▶ _What to work on_
Show all lines that include the string "Meeting"; copy each one.

▶ _Exercise inputs_
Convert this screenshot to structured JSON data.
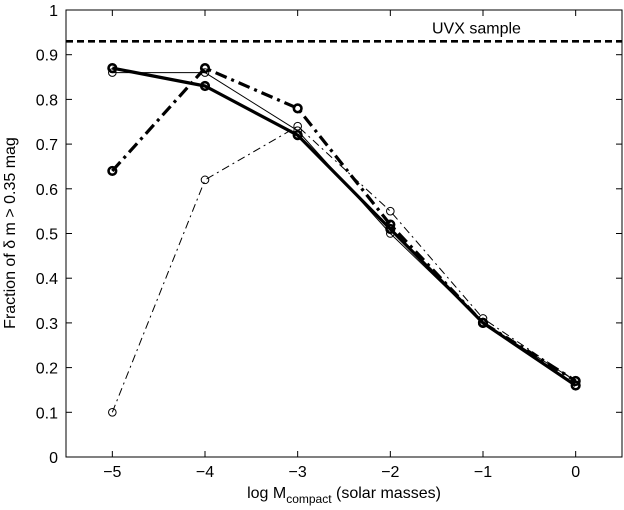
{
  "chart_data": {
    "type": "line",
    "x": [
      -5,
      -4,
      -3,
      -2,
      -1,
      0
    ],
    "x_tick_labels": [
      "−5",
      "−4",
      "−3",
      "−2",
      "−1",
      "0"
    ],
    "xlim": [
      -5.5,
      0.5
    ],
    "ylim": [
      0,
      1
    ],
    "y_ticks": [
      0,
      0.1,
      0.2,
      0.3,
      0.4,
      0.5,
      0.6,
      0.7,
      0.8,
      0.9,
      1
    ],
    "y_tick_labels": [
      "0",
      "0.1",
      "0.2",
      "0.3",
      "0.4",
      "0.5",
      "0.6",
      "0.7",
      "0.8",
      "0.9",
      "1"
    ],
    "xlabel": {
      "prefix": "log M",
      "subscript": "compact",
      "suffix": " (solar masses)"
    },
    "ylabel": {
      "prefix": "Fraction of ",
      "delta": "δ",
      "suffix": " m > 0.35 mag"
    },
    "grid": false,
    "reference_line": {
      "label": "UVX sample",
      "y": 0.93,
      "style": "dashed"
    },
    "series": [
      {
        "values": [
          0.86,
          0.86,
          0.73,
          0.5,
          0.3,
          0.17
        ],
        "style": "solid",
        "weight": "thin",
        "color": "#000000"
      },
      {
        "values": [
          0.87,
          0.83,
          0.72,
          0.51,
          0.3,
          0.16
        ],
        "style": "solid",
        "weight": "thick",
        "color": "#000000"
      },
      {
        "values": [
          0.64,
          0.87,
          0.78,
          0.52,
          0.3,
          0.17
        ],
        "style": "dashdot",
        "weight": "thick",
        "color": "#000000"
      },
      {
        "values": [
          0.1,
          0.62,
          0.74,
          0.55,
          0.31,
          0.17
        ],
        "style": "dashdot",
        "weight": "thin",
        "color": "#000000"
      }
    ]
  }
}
...
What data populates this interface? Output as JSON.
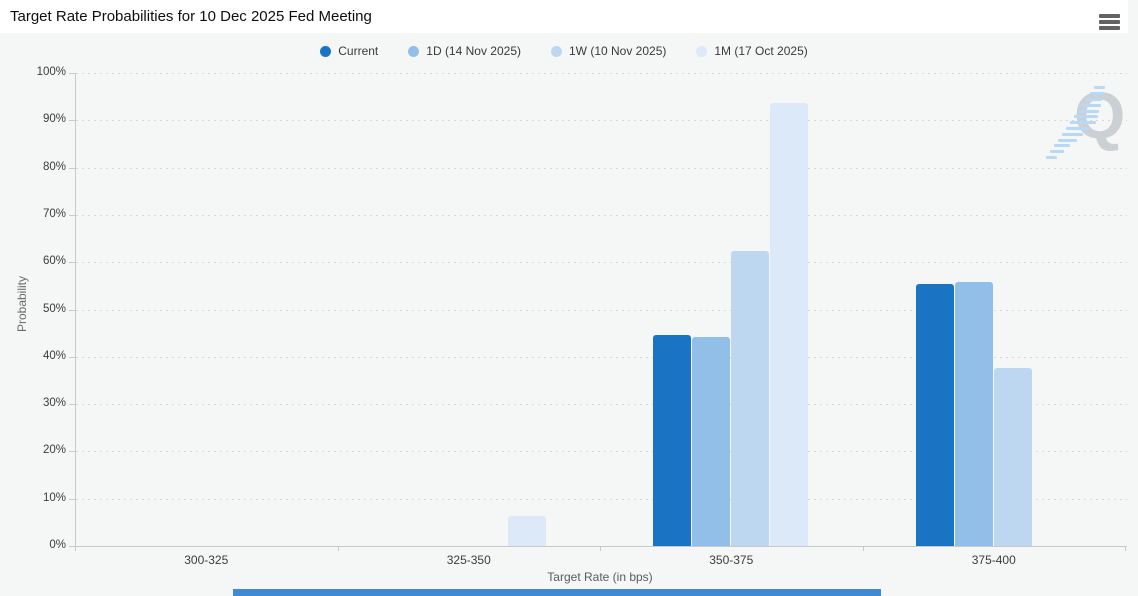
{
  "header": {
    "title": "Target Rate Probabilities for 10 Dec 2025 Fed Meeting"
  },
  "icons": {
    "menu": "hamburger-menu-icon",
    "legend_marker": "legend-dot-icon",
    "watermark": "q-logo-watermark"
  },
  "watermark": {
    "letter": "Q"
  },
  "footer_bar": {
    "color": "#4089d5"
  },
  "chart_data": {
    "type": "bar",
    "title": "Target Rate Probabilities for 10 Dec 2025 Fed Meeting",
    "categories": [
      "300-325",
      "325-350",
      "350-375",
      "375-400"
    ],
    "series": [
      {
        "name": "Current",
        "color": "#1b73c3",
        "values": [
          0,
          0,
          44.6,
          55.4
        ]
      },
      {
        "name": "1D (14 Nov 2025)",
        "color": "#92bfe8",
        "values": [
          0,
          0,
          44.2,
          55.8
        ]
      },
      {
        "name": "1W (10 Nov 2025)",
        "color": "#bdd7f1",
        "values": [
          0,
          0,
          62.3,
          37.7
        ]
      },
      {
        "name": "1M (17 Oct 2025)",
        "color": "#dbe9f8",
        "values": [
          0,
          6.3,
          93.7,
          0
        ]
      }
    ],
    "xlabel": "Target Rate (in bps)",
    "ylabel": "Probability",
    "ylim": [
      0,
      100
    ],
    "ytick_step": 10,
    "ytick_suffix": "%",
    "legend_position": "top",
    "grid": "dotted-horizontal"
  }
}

▶ _Answer to this task_
    "title": "Target Rate Probabilities for 10 Dec 2025 Fed Meeting"
    "title": "Target Rate Probabilities for 10 Dec 2025 Fed Meeting",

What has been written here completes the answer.